* START *
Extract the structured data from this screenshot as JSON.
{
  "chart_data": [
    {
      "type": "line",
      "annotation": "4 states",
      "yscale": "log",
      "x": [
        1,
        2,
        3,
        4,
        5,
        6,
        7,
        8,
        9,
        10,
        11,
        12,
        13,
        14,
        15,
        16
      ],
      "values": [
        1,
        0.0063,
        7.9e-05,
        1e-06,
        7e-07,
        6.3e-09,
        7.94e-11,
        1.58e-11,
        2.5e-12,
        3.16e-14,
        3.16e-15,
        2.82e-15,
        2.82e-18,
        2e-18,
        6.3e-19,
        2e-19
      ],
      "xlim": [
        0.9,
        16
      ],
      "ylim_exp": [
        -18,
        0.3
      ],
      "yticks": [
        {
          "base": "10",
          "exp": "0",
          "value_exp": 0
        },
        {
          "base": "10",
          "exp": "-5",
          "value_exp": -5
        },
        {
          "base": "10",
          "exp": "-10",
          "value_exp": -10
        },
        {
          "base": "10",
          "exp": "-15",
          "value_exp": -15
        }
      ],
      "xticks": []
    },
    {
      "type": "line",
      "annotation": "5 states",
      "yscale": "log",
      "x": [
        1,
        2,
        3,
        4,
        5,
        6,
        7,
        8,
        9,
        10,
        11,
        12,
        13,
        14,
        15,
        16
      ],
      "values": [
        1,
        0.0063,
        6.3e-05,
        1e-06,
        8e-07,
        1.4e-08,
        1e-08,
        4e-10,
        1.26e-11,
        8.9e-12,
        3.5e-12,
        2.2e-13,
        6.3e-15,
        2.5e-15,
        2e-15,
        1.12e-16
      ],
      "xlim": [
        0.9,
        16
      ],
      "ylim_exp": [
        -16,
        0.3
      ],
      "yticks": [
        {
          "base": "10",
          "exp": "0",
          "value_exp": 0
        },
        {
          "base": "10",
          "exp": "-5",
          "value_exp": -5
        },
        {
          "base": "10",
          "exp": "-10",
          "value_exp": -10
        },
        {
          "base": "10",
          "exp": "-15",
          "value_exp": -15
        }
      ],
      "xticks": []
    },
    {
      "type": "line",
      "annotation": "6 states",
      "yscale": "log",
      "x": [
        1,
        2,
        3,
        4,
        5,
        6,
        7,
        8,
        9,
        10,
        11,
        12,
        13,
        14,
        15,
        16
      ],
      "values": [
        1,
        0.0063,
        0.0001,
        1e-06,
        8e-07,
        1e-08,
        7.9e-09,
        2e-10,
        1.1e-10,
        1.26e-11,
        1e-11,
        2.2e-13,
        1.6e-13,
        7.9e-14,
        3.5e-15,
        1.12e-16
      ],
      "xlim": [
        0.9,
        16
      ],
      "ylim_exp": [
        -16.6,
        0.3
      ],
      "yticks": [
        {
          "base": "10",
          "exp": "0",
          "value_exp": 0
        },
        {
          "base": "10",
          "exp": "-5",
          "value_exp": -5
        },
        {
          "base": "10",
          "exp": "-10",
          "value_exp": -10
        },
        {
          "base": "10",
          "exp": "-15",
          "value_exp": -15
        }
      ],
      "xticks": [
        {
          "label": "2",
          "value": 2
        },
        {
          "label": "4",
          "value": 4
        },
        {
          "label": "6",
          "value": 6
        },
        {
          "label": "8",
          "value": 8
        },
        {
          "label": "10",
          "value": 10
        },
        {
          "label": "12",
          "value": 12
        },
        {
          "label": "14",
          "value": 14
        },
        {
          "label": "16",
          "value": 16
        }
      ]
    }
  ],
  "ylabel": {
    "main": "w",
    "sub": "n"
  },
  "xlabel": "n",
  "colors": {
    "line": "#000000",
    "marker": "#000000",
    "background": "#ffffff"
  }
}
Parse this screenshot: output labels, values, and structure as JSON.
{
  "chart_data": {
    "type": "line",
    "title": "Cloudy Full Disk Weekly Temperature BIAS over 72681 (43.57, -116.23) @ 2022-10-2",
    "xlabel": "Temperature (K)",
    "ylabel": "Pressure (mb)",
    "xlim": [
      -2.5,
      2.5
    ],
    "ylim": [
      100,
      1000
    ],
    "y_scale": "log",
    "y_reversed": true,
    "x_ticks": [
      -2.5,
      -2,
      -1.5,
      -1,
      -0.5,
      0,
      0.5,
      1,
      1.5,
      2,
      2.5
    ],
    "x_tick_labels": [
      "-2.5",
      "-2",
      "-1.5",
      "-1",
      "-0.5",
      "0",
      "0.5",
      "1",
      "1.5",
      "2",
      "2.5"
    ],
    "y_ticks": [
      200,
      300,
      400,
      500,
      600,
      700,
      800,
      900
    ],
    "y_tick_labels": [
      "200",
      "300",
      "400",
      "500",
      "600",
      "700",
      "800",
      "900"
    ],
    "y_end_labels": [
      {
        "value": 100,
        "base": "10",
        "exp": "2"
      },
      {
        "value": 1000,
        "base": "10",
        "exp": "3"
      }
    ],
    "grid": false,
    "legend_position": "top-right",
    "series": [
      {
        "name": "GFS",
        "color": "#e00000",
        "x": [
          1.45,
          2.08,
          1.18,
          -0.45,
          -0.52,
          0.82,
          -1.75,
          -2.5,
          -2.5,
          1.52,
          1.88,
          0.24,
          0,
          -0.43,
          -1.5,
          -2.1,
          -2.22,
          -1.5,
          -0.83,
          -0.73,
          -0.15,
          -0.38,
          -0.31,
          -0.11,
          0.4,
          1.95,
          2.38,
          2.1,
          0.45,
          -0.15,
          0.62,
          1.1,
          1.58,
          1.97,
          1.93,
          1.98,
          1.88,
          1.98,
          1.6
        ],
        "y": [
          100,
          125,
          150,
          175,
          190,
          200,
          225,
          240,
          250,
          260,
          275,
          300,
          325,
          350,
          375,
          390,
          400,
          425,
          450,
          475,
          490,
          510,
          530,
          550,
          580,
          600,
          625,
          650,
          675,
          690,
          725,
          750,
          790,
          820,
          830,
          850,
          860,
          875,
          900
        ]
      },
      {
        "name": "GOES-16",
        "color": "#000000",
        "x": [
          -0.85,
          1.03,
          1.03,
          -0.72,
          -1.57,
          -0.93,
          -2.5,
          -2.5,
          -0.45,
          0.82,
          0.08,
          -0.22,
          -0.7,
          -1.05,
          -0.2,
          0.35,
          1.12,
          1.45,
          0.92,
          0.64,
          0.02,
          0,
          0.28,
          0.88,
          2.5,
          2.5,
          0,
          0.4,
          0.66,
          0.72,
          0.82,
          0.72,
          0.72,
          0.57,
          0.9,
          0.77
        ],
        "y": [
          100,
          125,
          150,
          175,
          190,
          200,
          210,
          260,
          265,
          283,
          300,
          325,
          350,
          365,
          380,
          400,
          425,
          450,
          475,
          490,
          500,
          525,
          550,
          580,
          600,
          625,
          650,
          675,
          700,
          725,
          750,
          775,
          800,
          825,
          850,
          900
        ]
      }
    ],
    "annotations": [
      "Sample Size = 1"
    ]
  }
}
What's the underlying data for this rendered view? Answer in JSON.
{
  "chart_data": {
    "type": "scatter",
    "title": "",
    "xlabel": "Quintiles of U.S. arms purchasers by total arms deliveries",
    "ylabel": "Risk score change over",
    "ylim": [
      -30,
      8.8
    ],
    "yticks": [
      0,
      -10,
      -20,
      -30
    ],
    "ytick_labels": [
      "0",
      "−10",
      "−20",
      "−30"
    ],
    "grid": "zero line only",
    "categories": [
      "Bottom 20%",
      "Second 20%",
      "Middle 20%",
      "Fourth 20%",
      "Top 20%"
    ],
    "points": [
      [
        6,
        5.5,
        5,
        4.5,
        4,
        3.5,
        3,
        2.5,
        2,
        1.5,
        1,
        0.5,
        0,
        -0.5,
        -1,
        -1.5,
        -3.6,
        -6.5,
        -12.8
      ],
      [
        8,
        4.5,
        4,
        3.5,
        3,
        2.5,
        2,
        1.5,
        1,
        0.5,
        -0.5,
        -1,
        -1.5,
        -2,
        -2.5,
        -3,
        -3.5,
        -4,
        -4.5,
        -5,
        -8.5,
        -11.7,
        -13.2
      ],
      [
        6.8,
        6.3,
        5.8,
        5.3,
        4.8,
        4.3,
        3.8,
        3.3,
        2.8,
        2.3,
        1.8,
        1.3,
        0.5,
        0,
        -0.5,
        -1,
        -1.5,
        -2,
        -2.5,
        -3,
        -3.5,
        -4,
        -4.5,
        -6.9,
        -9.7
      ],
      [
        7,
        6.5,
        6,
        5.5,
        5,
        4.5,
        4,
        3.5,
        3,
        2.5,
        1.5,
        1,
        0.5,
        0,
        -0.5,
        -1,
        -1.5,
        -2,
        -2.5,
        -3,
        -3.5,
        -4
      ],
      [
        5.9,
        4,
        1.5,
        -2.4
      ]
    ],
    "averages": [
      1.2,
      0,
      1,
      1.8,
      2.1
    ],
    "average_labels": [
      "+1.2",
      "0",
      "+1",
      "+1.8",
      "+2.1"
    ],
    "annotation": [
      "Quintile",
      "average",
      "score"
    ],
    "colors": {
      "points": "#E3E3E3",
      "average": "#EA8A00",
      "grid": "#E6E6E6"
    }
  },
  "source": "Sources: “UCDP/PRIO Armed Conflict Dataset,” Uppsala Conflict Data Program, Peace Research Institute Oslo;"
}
* END *
To do => Using the records above, pull out each line where the word "over" occurs.

Answer to the problem =>
    "title": "Cloudy Full Disk Weekly Temperature BIAS over 72681 (43.57, -116.23) @ 2022-10-2",
    "ylabel": "Risk score change over",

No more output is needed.